╭─ Material provided
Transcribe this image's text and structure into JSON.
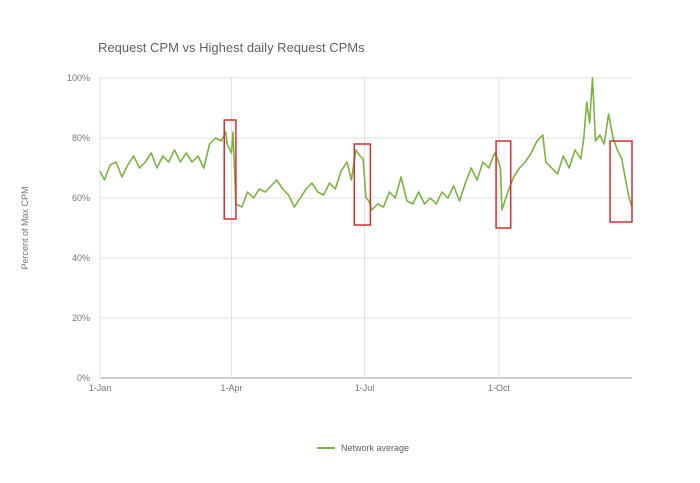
{
  "chart_data": {
    "type": "line",
    "title": "Request CPM vs Highest daily Request CPMs",
    "ylabel": "Percent of Max CPM",
    "xlabel": "",
    "ylim": [
      0,
      100
    ],
    "y_ticks": [
      {
        "value": 0,
        "label": "0%"
      },
      {
        "value": 20,
        "label": "20%"
      },
      {
        "value": 40,
        "label": "40%"
      },
      {
        "value": 60,
        "label": "60%"
      },
      {
        "value": 80,
        "label": "80%"
      },
      {
        "value": 100,
        "label": "100%"
      }
    ],
    "xlim": [
      "1-Jan",
      "31-Dec"
    ],
    "x_ticks": [
      {
        "date": "1-Jan",
        "label": "1-Jan"
      },
      {
        "date": "1-Apr",
        "label": "1-Apr"
      },
      {
        "date": "1-Jul",
        "label": "1-Jul"
      },
      {
        "date": "1-Oct",
        "label": "1-Oct"
      }
    ],
    "grid": true,
    "legend_position": "bottom",
    "series": [
      {
        "name": "Network average",
        "color": "#7cb342",
        "points": [
          [
            "1-Jan",
            69
          ],
          [
            "4-Jan",
            66
          ],
          [
            "8-Jan",
            71
          ],
          [
            "12-Jan",
            72
          ],
          [
            "16-Jan",
            67
          ],
          [
            "20-Jan",
            71
          ],
          [
            "24-Jan",
            74
          ],
          [
            "28-Jan",
            70
          ],
          [
            "1-Feb",
            72
          ],
          [
            "5-Feb",
            75
          ],
          [
            "9-Feb",
            70
          ],
          [
            "13-Feb",
            74
          ],
          [
            "17-Feb",
            72
          ],
          [
            "21-Feb",
            76
          ],
          [
            "25-Feb",
            72
          ],
          [
            "1-Mar",
            75
          ],
          [
            "5-Mar",
            72
          ],
          [
            "9-Mar",
            74
          ],
          [
            "13-Mar",
            70
          ],
          [
            "17-Mar",
            78
          ],
          [
            "21-Mar",
            80
          ],
          [
            "25-Mar",
            79
          ],
          [
            "28-Mar",
            82
          ],
          [
            "29-Mar",
            78
          ],
          [
            "1-Apr",
            75
          ],
          [
            "2-Apr",
            82
          ],
          [
            "4-Apr",
            58
          ],
          [
            "8-Apr",
            57
          ],
          [
            "12-Apr",
            62
          ],
          [
            "16-Apr",
            60
          ],
          [
            "20-Apr",
            63
          ],
          [
            "24-Apr",
            62
          ],
          [
            "28-Apr",
            64
          ],
          [
            "2-May",
            66
          ],
          [
            "6-May",
            63
          ],
          [
            "10-May",
            61
          ],
          [
            "14-May",
            57
          ],
          [
            "18-May",
            60
          ],
          [
            "22-May",
            63
          ],
          [
            "26-May",
            65
          ],
          [
            "30-May",
            62
          ],
          [
            "3-Jun",
            61
          ],
          [
            "7-Jun",
            65
          ],
          [
            "11-Jun",
            63
          ],
          [
            "15-Jun",
            69
          ],
          [
            "19-Jun",
            72
          ],
          [
            "22-Jun",
            66
          ],
          [
            "25-Jun",
            76
          ],
          [
            "28-Jun",
            74
          ],
          [
            "30-Jun",
            73
          ],
          [
            "2-Jul",
            60
          ],
          [
            "4-Jul",
            59
          ],
          [
            "6-Jul",
            56
          ],
          [
            "10-Jul",
            58
          ],
          [
            "14-Jul",
            57
          ],
          [
            "18-Jul",
            62
          ],
          [
            "22-Jul",
            60
          ],
          [
            "26-Jul",
            67
          ],
          [
            "30-Jul",
            59
          ],
          [
            "3-Aug",
            58
          ],
          [
            "7-Aug",
            62
          ],
          [
            "11-Aug",
            58
          ],
          [
            "15-Aug",
            60
          ],
          [
            "19-Aug",
            58
          ],
          [
            "23-Aug",
            62
          ],
          [
            "27-Aug",
            60
          ],
          [
            "31-Aug",
            64
          ],
          [
            "4-Sep",
            59
          ],
          [
            "8-Sep",
            65
          ],
          [
            "12-Sep",
            70
          ],
          [
            "16-Sep",
            66
          ],
          [
            "20-Sep",
            72
          ],
          [
            "24-Sep",
            70
          ],
          [
            "28-Sep",
            75
          ],
          [
            "30-Sep",
            73
          ],
          [
            "2-Oct",
            70
          ],
          [
            "3-Oct",
            56
          ],
          [
            "7-Oct",
            62
          ],
          [
            "11-Oct",
            67
          ],
          [
            "15-Oct",
            70
          ],
          [
            "19-Oct",
            72
          ],
          [
            "23-Oct",
            75
          ],
          [
            "27-Oct",
            79
          ],
          [
            "31-Oct",
            81
          ],
          [
            "2-Nov",
            72
          ],
          [
            "6-Nov",
            70
          ],
          [
            "10-Nov",
            68
          ],
          [
            "14-Nov",
            74
          ],
          [
            "18-Nov",
            70
          ],
          [
            "22-Nov",
            76
          ],
          [
            "26-Nov",
            73
          ],
          [
            "28-Nov",
            80
          ],
          [
            "30-Nov",
            92
          ],
          [
            "2-Dec",
            85
          ],
          [
            "4-Dec",
            100
          ],
          [
            "6-Dec",
            79
          ],
          [
            "9-Dec",
            81
          ],
          [
            "12-Dec",
            78
          ],
          [
            "15-Dec",
            88
          ],
          [
            "18-Dec",
            80
          ],
          [
            "21-Dec",
            76
          ],
          [
            "24-Dec",
            73
          ],
          [
            "27-Dec",
            65
          ],
          [
            "29-Dec",
            60
          ],
          [
            "31-Dec",
            57
          ]
        ]
      }
    ],
    "annotations": [
      {
        "type": "box",
        "color": "#d32f2f",
        "x_from": "27-Mar",
        "x_to": "4-Apr",
        "y_from": 53,
        "y_to": 86
      },
      {
        "type": "box",
        "color": "#d32f2f",
        "x_from": "24-Jun",
        "x_to": "5-Jul",
        "y_from": 51,
        "y_to": 78
      },
      {
        "type": "box",
        "color": "#d32f2f",
        "x_from": "29-Sep",
        "x_to": "9-Oct",
        "y_from": 50,
        "y_to": 79
      },
      {
        "type": "box",
        "color": "#d32f2f",
        "x_from": "16-Dec",
        "x_to": "31-Dec",
        "y_from": 52,
        "y_to": 79
      }
    ],
    "colors": {
      "grid": "#e0e0e0",
      "axis_text": "#757575",
      "title": "#616161",
      "axis_line": "#9e9e9e"
    }
  }
}
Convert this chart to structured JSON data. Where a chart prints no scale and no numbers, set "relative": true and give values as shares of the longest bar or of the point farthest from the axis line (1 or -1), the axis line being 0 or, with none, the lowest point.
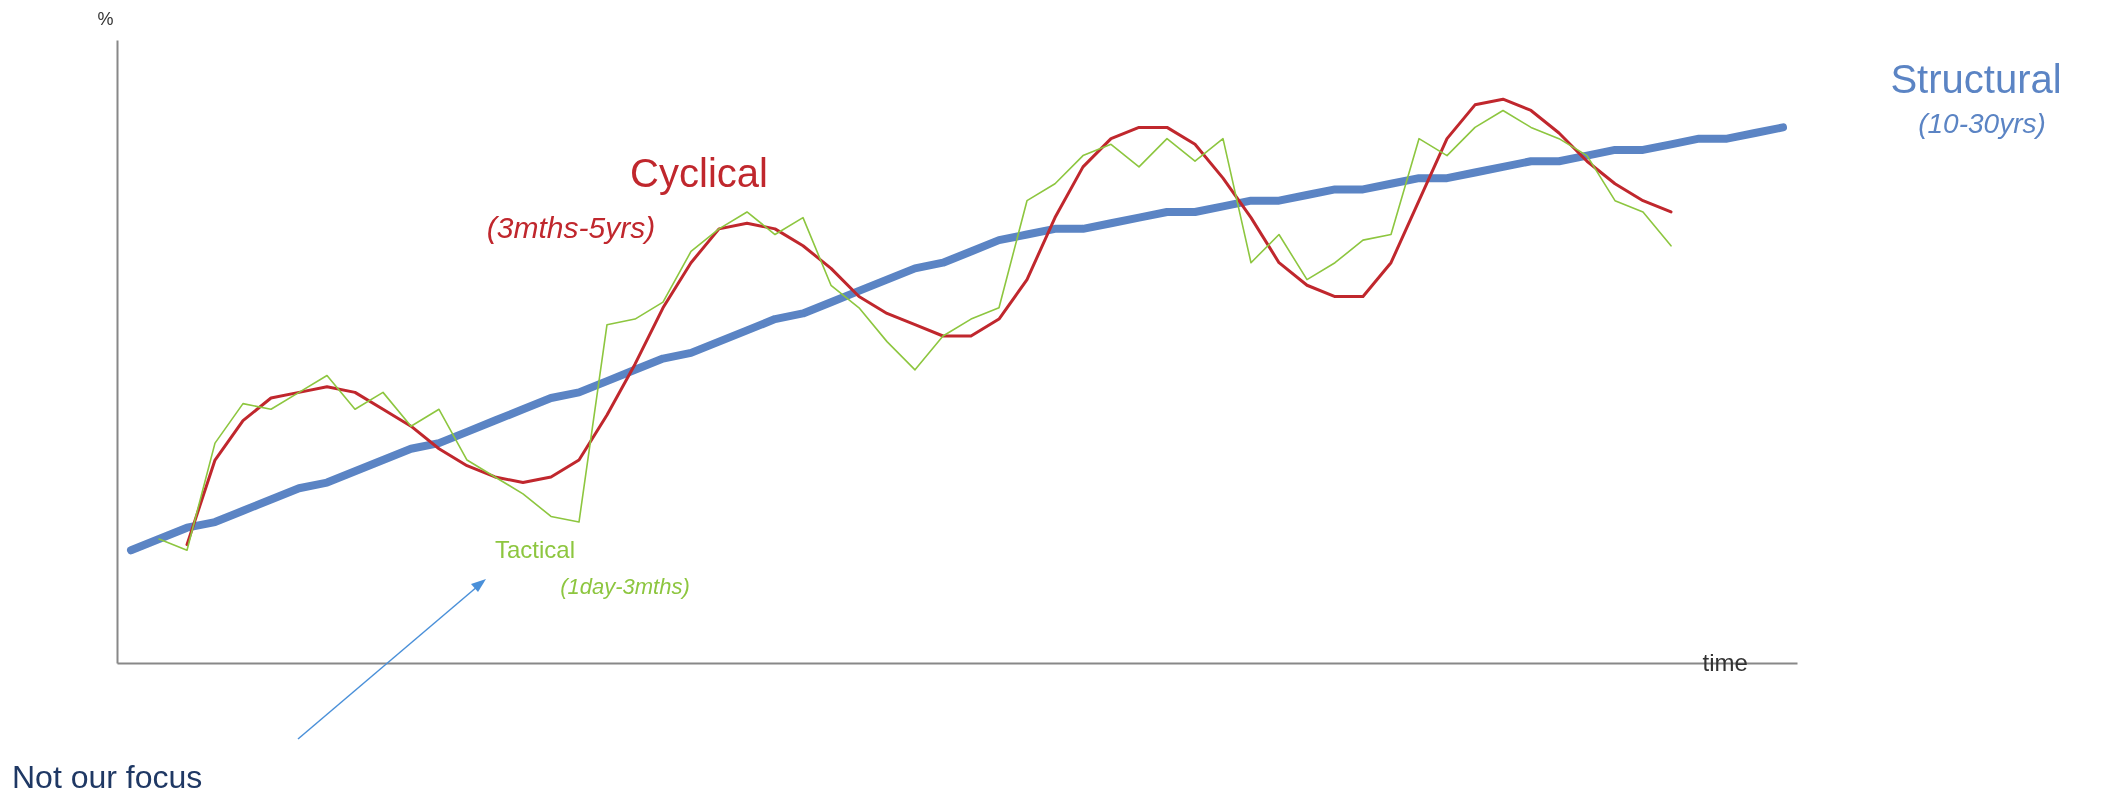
{
  "chart_data": {
    "type": "line",
    "relative": true,
    "xlabel": "time",
    "ylabel": "%",
    "categories": [
      null,
      null,
      null,
      null,
      null,
      null,
      null,
      null,
      null,
      null,
      null,
      null,
      null,
      null,
      null,
      null,
      null,
      null,
      null,
      null,
      null,
      null,
      null,
      null,
      null,
      null,
      null,
      null,
      null,
      null,
      null,
      null,
      null,
      null,
      null,
      null,
      null,
      null,
      null,
      null,
      null,
      null,
      null,
      null,
      null,
      null,
      null,
      null,
      null,
      null,
      null,
      null,
      null,
      null,
      null,
      null,
      null,
      null,
      null,
      null
    ],
    "series": [
      {
        "name": "Structural",
        "color": "#5b84c4",
        "values": [
          0.2,
          0.22,
          0.24,
          0.25,
          0.27,
          0.29,
          0.31,
          0.32,
          0.34,
          0.36,
          0.38,
          0.39,
          0.41,
          0.43,
          0.45,
          0.47,
          0.48,
          0.5,
          0.52,
          0.54,
          0.55,
          0.57,
          0.59,
          0.61,
          0.62,
          0.64,
          0.66,
          0.68,
          0.7,
          0.71,
          0.73,
          0.75,
          0.76,
          0.77,
          0.77,
          0.78,
          0.79,
          0.8,
          0.8,
          0.81,
          0.82,
          0.82,
          0.83,
          0.84,
          0.84,
          0.85,
          0.86,
          0.86,
          0.87,
          0.88,
          0.89,
          0.89,
          0.9,
          0.91,
          0.91,
          0.92,
          0.93,
          0.93,
          0.94,
          0.95
        ]
      },
      {
        "name": "Cyclical",
        "color": "#c0272d",
        "values": [
          null,
          null,
          0.21,
          0.36,
          0.43,
          0.47,
          0.48,
          0.49,
          0.48,
          0.45,
          0.42,
          0.38,
          0.35,
          0.33,
          0.32,
          0.33,
          0.36,
          0.44,
          0.53,
          0.63,
          0.71,
          0.77,
          0.78,
          0.77,
          0.74,
          0.7,
          0.65,
          0.62,
          0.6,
          0.58,
          0.58,
          0.61,
          0.68,
          0.79,
          0.88,
          0.93,
          0.95,
          0.95,
          0.92,
          0.86,
          0.79,
          0.71,
          0.67,
          0.65,
          0.65,
          0.71,
          0.82,
          0.93,
          0.99,
          1,
          0.98,
          0.94,
          0.89,
          0.85,
          0.82,
          0.8,
          null,
          null,
          null,
          null
        ]
      },
      {
        "name": "Tactical",
        "color": "#8dc63f",
        "values": [
          null,
          0.22,
          0.2,
          0.39,
          0.46,
          0.45,
          0.48,
          0.51,
          0.45,
          0.48,
          0.42,
          0.45,
          0.36,
          0.33,
          0.3,
          0.26,
          0.25,
          0.6,
          0.61,
          0.64,
          0.73,
          0.77,
          0.8,
          0.76,
          0.79,
          0.67,
          0.63,
          0.57,
          0.52,
          0.58,
          0.61,
          0.63,
          0.82,
          0.85,
          0.9,
          0.92,
          0.88,
          0.93,
          0.89,
          0.93,
          0.71,
          0.76,
          0.68,
          0.71,
          0.75,
          0.76,
          0.93,
          0.9,
          0.95,
          0.98,
          0.95,
          0.93,
          0.9,
          0.82,
          0.8,
          0.74,
          null,
          null,
          null,
          null
        ]
      }
    ],
    "annotations": [
      "(10-30yrs)",
      "(3mths-5yrs)",
      "(1day-3mths)",
      "Not our focus"
    ]
  }
}
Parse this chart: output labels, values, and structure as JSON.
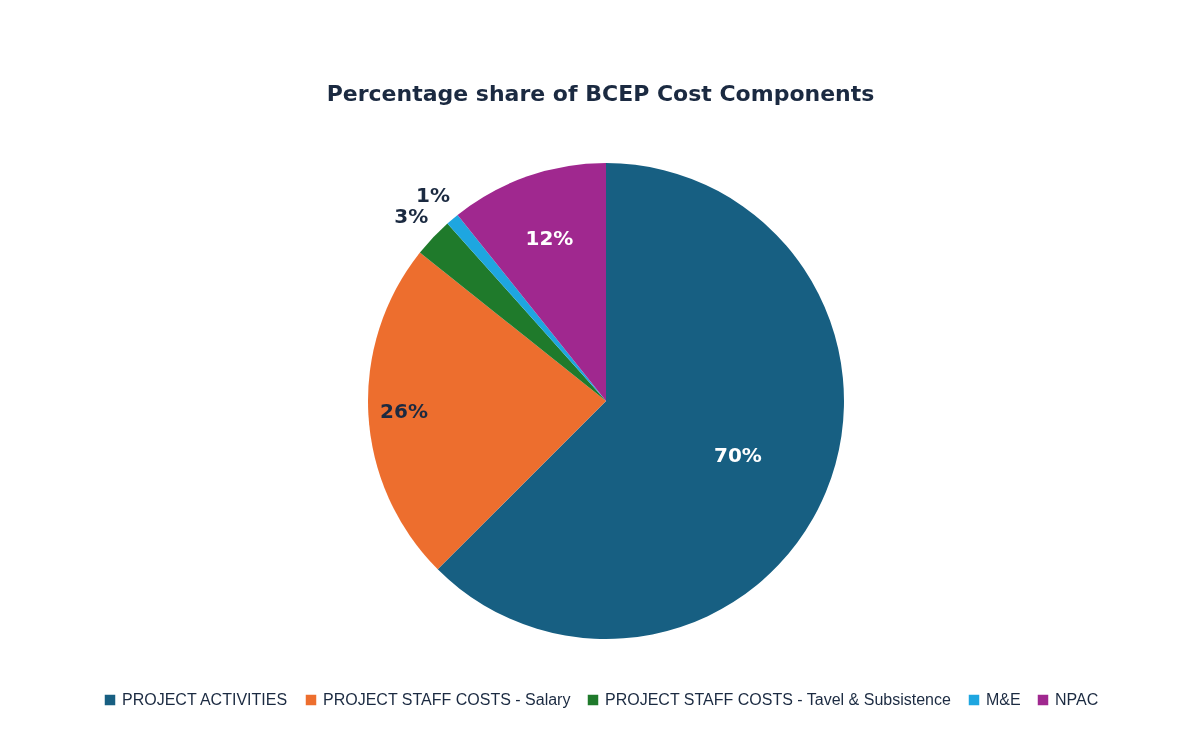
╰─
What is being asked: Each line in the listing above that contains "title" should be copied.

Solution to this task:
    "title": "Request CPM vs Highest daily Request CPMs",
      "title": "#616161",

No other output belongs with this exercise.